**Extracted data**:
===============
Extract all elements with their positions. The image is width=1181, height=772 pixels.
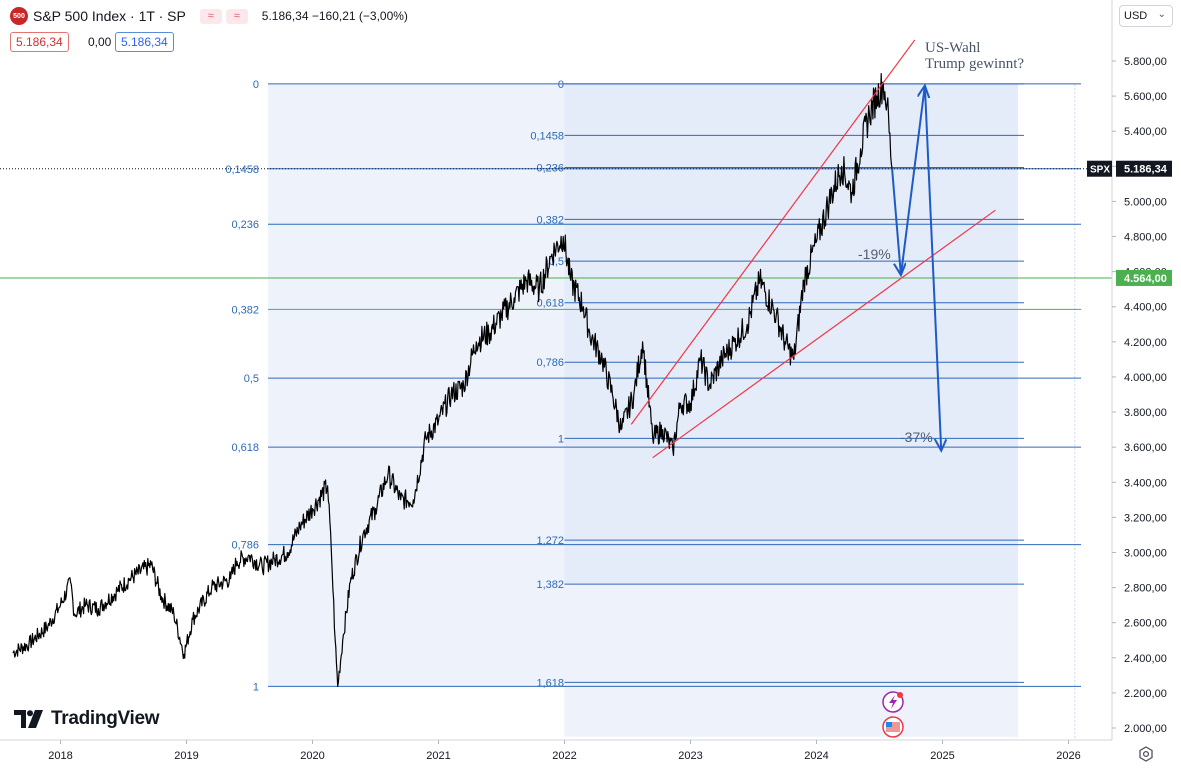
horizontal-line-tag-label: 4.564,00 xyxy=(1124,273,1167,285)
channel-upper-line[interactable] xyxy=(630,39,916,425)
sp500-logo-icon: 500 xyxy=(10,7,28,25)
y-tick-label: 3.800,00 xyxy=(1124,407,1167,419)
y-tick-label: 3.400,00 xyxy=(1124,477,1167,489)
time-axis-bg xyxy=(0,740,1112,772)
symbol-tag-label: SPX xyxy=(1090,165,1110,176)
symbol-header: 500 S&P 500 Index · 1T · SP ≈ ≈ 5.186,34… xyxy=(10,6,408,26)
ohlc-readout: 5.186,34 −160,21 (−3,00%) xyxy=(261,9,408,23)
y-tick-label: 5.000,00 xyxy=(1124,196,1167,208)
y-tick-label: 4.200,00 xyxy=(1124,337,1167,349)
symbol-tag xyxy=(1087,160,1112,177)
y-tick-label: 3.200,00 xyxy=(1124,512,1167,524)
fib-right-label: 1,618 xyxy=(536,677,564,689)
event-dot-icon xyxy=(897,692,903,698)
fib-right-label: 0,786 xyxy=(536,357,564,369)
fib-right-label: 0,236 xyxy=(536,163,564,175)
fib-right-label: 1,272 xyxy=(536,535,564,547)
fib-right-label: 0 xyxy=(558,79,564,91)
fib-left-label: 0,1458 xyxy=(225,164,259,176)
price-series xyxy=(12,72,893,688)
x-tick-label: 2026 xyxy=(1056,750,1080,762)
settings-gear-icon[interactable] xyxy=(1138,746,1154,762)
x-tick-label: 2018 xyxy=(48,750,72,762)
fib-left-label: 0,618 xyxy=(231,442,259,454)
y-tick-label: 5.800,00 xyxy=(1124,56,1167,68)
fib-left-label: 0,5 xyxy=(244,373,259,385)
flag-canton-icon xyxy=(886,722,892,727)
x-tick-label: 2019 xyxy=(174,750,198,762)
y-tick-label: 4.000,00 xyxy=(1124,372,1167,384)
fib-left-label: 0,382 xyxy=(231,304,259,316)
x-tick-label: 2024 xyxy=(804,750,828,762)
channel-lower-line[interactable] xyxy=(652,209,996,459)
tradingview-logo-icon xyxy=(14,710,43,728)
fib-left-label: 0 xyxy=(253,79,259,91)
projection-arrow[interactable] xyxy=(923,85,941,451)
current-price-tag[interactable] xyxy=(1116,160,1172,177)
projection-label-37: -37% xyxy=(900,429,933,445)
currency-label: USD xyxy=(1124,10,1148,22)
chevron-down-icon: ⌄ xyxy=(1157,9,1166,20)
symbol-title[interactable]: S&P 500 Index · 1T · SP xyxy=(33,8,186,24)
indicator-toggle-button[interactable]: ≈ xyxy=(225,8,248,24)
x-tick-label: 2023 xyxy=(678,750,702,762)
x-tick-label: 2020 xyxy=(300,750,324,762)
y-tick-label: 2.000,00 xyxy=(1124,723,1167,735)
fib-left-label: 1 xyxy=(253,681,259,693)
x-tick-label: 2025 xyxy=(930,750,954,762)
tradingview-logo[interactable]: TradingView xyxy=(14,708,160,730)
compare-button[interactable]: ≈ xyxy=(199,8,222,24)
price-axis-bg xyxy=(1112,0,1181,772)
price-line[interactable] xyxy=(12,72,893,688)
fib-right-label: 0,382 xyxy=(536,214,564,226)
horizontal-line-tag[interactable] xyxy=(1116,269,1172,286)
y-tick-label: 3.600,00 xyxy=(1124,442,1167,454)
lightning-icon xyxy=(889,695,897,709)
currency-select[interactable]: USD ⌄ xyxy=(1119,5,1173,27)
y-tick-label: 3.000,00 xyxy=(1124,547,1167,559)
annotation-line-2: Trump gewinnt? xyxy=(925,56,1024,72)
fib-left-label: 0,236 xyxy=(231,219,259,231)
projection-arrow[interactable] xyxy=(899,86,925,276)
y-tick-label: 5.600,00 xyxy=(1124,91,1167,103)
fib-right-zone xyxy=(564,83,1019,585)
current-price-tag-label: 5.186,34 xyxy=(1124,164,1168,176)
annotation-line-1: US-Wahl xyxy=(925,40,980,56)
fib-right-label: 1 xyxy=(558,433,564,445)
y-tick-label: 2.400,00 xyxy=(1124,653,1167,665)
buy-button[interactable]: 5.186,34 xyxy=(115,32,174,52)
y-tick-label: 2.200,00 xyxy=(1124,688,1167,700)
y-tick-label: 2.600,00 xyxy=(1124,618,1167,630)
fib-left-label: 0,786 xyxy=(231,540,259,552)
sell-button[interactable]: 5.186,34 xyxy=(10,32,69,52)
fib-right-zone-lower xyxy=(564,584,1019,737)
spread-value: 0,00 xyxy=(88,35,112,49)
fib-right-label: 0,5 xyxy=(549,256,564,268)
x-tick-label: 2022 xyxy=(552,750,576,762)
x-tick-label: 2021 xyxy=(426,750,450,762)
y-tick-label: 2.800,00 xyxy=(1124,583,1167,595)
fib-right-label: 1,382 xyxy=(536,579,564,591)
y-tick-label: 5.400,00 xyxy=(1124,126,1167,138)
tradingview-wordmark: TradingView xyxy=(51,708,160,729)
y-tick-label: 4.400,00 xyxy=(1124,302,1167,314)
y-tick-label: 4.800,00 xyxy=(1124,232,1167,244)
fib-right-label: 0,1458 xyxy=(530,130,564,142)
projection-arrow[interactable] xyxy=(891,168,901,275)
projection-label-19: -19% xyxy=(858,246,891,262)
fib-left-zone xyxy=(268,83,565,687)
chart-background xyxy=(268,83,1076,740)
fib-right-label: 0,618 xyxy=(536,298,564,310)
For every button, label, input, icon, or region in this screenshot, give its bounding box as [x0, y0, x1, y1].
===============
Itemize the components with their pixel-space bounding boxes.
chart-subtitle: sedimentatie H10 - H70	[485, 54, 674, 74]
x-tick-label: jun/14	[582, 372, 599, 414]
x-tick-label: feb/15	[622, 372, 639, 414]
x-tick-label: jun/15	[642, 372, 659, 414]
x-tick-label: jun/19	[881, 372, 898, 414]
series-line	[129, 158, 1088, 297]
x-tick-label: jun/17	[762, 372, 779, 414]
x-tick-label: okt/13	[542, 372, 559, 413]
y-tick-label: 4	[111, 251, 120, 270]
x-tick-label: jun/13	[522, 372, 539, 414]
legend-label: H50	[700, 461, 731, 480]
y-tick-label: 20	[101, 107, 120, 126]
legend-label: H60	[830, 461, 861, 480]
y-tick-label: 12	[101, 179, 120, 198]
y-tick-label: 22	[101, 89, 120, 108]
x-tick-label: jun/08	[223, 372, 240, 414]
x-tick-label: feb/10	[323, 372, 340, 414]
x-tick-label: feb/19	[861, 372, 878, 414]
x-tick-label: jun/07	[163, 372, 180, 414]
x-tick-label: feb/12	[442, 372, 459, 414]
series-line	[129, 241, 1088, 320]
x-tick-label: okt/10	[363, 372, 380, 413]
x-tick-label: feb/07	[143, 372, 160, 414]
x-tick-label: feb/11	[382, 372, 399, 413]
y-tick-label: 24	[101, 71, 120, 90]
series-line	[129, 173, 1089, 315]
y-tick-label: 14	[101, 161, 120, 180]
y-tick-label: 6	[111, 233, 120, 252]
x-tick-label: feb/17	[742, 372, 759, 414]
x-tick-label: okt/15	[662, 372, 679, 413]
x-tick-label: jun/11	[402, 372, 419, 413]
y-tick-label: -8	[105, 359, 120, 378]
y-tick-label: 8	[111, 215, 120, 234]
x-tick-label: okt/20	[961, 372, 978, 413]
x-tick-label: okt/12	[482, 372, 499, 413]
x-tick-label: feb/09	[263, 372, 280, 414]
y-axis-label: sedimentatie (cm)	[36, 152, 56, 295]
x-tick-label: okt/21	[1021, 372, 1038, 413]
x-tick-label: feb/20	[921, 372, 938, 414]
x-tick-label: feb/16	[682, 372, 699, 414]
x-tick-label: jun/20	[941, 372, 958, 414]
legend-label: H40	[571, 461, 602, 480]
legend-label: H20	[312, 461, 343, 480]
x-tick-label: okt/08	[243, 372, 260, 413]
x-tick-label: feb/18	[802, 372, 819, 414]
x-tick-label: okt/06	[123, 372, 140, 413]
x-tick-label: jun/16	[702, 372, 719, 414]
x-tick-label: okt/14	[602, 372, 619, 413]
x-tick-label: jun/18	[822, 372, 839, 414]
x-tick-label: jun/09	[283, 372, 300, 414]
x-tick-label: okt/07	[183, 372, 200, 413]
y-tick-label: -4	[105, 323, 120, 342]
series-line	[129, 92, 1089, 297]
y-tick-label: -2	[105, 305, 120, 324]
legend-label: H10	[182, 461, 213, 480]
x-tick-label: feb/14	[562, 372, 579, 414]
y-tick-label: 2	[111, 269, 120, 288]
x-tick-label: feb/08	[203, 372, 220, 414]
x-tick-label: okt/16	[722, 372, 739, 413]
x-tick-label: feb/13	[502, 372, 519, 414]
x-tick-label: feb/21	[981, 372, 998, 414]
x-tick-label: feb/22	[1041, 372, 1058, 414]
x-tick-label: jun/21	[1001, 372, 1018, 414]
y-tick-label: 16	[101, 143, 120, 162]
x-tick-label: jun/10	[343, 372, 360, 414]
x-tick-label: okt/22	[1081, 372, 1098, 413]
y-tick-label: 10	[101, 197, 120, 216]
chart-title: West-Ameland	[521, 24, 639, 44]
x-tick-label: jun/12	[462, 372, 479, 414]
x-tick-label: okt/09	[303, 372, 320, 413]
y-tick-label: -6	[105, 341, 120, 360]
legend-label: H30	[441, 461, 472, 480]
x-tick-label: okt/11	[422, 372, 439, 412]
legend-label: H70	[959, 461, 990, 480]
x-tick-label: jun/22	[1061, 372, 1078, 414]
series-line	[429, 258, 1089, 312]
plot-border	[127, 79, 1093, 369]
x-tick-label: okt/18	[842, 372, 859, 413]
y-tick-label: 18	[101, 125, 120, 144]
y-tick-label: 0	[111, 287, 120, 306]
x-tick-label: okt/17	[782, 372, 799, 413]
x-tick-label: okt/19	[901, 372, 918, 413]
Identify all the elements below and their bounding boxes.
===============
Reproduce verbatim every line of the listing from the line with "horizontal-line-tag-label: 4.564,00 xyxy=(1124,273,1167,285)" to the line with "y-tick-label: 3.200,00 xyxy=(1124,512,1167,524)", including both of those lines.

**The output**:
horizontal-line-tag-label: 4.564,00 xyxy=(1124,273,1167,285)
channel-upper-line[interactable] xyxy=(630,39,916,425)
sp500-logo-icon: 500 xyxy=(10,7,28,25)
y-tick-label: 3.800,00 xyxy=(1124,407,1167,419)
y-tick-label: 3.400,00 xyxy=(1124,477,1167,489)
time-axis-bg xyxy=(0,740,1112,772)
symbol-tag-label: SPX xyxy=(1090,165,1110,176)
symbol-header: 500 S&P 500 Index · 1T · SP ≈ ≈ 5.186,34… xyxy=(10,6,408,26)
ohlc-readout: 5.186,34 −160,21 (−3,00%) xyxy=(261,9,408,23)
y-tick-label: 5.000,00 xyxy=(1124,196,1167,208)
y-tick-label: 4.200,00 xyxy=(1124,337,1167,349)
symbol-tag xyxy=(1087,160,1112,177)
y-tick-label: 3.200,00 xyxy=(1124,512,1167,524)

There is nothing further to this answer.